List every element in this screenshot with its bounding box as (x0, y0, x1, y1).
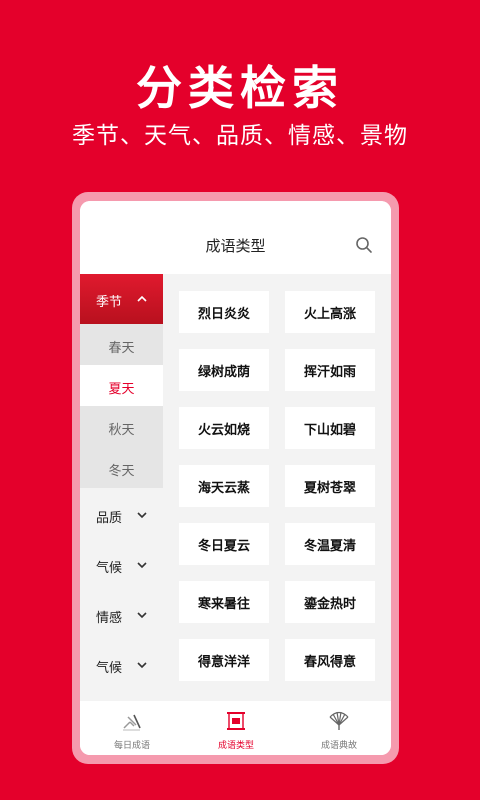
tab-label: 成语类型 (217, 741, 254, 751)
sidebar-item-quality[interactable]: 品质 (80, 490, 163, 540)
brush-icon (120, 709, 144, 733)
promo-subtitle: 季节、天气、品质、情感、景物 (72, 123, 408, 149)
phone-screen: 成语类型 季节 春天 夏天 秋天 冬天 品质 气候 情感 气候 烈日炎炎 火上高… (80, 201, 391, 755)
idiom-tile[interactable]: 火上高涨 (285, 291, 375, 333)
chevron-down-icon (136, 559, 148, 571)
sidebar-item-emotion[interactable]: 情感 (80, 590, 163, 640)
chevron-down-icon (136, 609, 148, 621)
search-icon[interactable] (354, 235, 374, 255)
sidebar-item-climate-2[interactable]: 气候 (80, 640, 163, 690)
page-title: 成语类型 (205, 237, 266, 255)
chevron-down-icon (136, 659, 148, 671)
tab-daily-idiom[interactable]: 每日成语 (80, 701, 184, 755)
sidebar-item-season[interactable]: 季节 (80, 274, 163, 324)
sub-item-autumn[interactable]: 秋天 (80, 406, 163, 447)
chevron-down-icon (136, 509, 148, 521)
sidebar-item-label: 季节 (96, 295, 123, 310)
tab-idiom-types[interactable]: 成语类型 (184, 701, 288, 755)
idiom-tile[interactable]: 得意洋洋 (179, 639, 269, 681)
phone-frame: 成语类型 季节 春天 夏天 秋天 冬天 品质 气候 情感 气候 烈日炎炎 火上高… (72, 192, 399, 764)
tab-idiom-allusions[interactable]: 成语典故 (287, 701, 391, 755)
category-sidebar: 季节 春天 夏天 秋天 冬天 品质 气候 情感 气候 (80, 274, 163, 701)
content-area: 季节 春天 夏天 秋天 冬天 品质 气候 情感 气候 烈日炎炎 火上高涨 绿树成… (80, 274, 391, 701)
idiom-tile[interactable]: 鎏金热时 (285, 581, 375, 623)
chevron-up-icon (136, 293, 148, 305)
sub-item-summer[interactable]: 夏天 (80, 365, 163, 406)
sub-item-spring[interactable]: 春天 (80, 324, 163, 365)
idiom-tile[interactable]: 烈日炎炎 (179, 291, 269, 333)
idiom-grid: 烈日炎炎 火上高涨 绿树成荫 挥汗如雨 火云如烧 下山如碧 海天云蒸 夏树苍翠 … (179, 291, 375, 691)
idiom-tile[interactable]: 海天云蒸 (179, 465, 269, 507)
idiom-tile[interactable]: 冬日夏云 (179, 523, 269, 565)
idiom-tile[interactable]: 下山如碧 (285, 407, 375, 449)
bottom-tab-bar: 每日成语 成语类型 成语典故 (80, 701, 391, 755)
tab-label: 每日成语 (113, 741, 150, 751)
scroll-icon (224, 709, 248, 733)
app-header: 成语类型 (80, 201, 391, 274)
promo-title: 分类检索 (136, 61, 344, 115)
tab-label: 成语典故 (320, 741, 357, 751)
idiom-tile[interactable]: 春风得意 (285, 639, 375, 681)
idiom-tile[interactable]: 夏树苍翠 (285, 465, 375, 507)
idiom-tile[interactable]: 寒来暑往 (179, 581, 269, 623)
fan-icon (327, 709, 351, 733)
idiom-tile[interactable]: 挥汗如雨 (285, 349, 375, 391)
idiom-tile[interactable]: 冬温夏清 (285, 523, 375, 565)
sub-item-winter[interactable]: 冬天 (80, 447, 163, 488)
idiom-tile[interactable]: 绿树成荫 (179, 349, 269, 391)
sidebar-item-climate[interactable]: 气候 (80, 540, 163, 590)
idiom-tile[interactable]: 火云如烧 (179, 407, 269, 449)
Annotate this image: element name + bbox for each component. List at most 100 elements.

| The request |
Please reproduce the data above line for line without any changes, leaving out the pictures.

| Result of this exercise |
List every element in this screenshot with its bounding box as (x0, y0, x1, y1).
tab-label: 成语类型 (217, 741, 254, 751)
sidebar-item-quality[interactable]: 品质 (80, 490, 163, 540)
brush-icon (120, 709, 144, 733)
promo-subtitle: 季节、天气、品质、情感、景物 (72, 123, 408, 149)
phone-screen: 成语类型 季节 春天 夏天 秋天 冬天 品质 气候 情感 气候 烈日炎炎 火上高… (80, 201, 391, 755)
idiom-tile[interactable]: 火上高涨 (285, 291, 375, 333)
chevron-down-icon (136, 559, 148, 571)
sidebar-item-emotion[interactable]: 情感 (80, 590, 163, 640)
chevron-down-icon (136, 609, 148, 621)
search-icon[interactable] (354, 235, 374, 255)
sidebar-item-climate-2[interactable]: 气候 (80, 640, 163, 690)
page-title: 成语类型 (205, 237, 266, 255)
chevron-down-icon (136, 659, 148, 671)
tab-daily-idiom[interactable]: 每日成语 (80, 701, 184, 755)
sidebar-item-season[interactable]: 季节 (80, 274, 163, 324)
sub-item-autumn[interactable]: 秋天 (80, 406, 163, 447)
chevron-down-icon (136, 509, 148, 521)
sidebar-item-label: 季节 (96, 295, 123, 310)
tab-idiom-types[interactable]: 成语类型 (184, 701, 288, 755)
idiom-tile[interactable]: 得意洋洋 (179, 639, 269, 681)
phone-frame: 成语类型 季节 春天 夏天 秋天 冬天 品质 气候 情感 气候 烈日炎炎 火上高… (72, 192, 399, 764)
tab-idiom-allusions[interactable]: 成语典故 (287, 701, 391, 755)
category-sidebar: 季节 春天 夏天 秋天 冬天 品质 气候 情感 气候 (80, 274, 163, 701)
content-area: 季节 春天 夏天 秋天 冬天 品质 气候 情感 气候 烈日炎炎 火上高涨 绿树成… (80, 274, 391, 701)
idiom-tile[interactable]: 鎏金热时 (285, 581, 375, 623)
chevron-up-icon (136, 293, 148, 305)
sub-item-summer[interactable]: 夏天 (80, 365, 163, 406)
sub-item-spring[interactable]: 春天 (80, 324, 163, 365)
idiom-tile[interactable]: 烈日炎炎 (179, 291, 269, 333)
idiom-grid: 烈日炎炎 火上高涨 绿树成荫 挥汗如雨 火云如烧 下山如碧 海天云蒸 夏树苍翠 … (179, 291, 375, 691)
idiom-tile[interactable]: 海天云蒸 (179, 465, 269, 507)
idiom-tile[interactable]: 冬日夏云 (179, 523, 269, 565)
idiom-tile[interactable]: 下山如碧 (285, 407, 375, 449)
bottom-tab-bar: 每日成语 成语类型 成语典故 (80, 701, 391, 755)
tab-label: 每日成语 (113, 741, 150, 751)
scroll-icon (224, 709, 248, 733)
app-header: 成语类型 (80, 201, 391, 274)
promo-title: 分类检索 (136, 61, 344, 115)
tab-label: 成语典故 (320, 741, 357, 751)
idiom-tile[interactable]: 春风得意 (285, 639, 375, 681)
idiom-tile[interactable]: 夏树苍翠 (285, 465, 375, 507)
idiom-tile[interactable]: 寒来暑往 (179, 581, 269, 623)
fan-icon (327, 709, 351, 733)
idiom-tile[interactable]: 挥汗如雨 (285, 349, 375, 391)
idiom-tile[interactable]: 冬温夏清 (285, 523, 375, 565)
sub-item-winter[interactable]: 冬天 (80, 447, 163, 488)
idiom-tile[interactable]: 绿树成荫 (179, 349, 269, 391)
sidebar-item-climate[interactable]: 气候 (80, 540, 163, 590)
idiom-tile[interactable]: 火云如烧 (179, 407, 269, 449)
Annotate this image: element name + bbox for each component. List at most 100 elements.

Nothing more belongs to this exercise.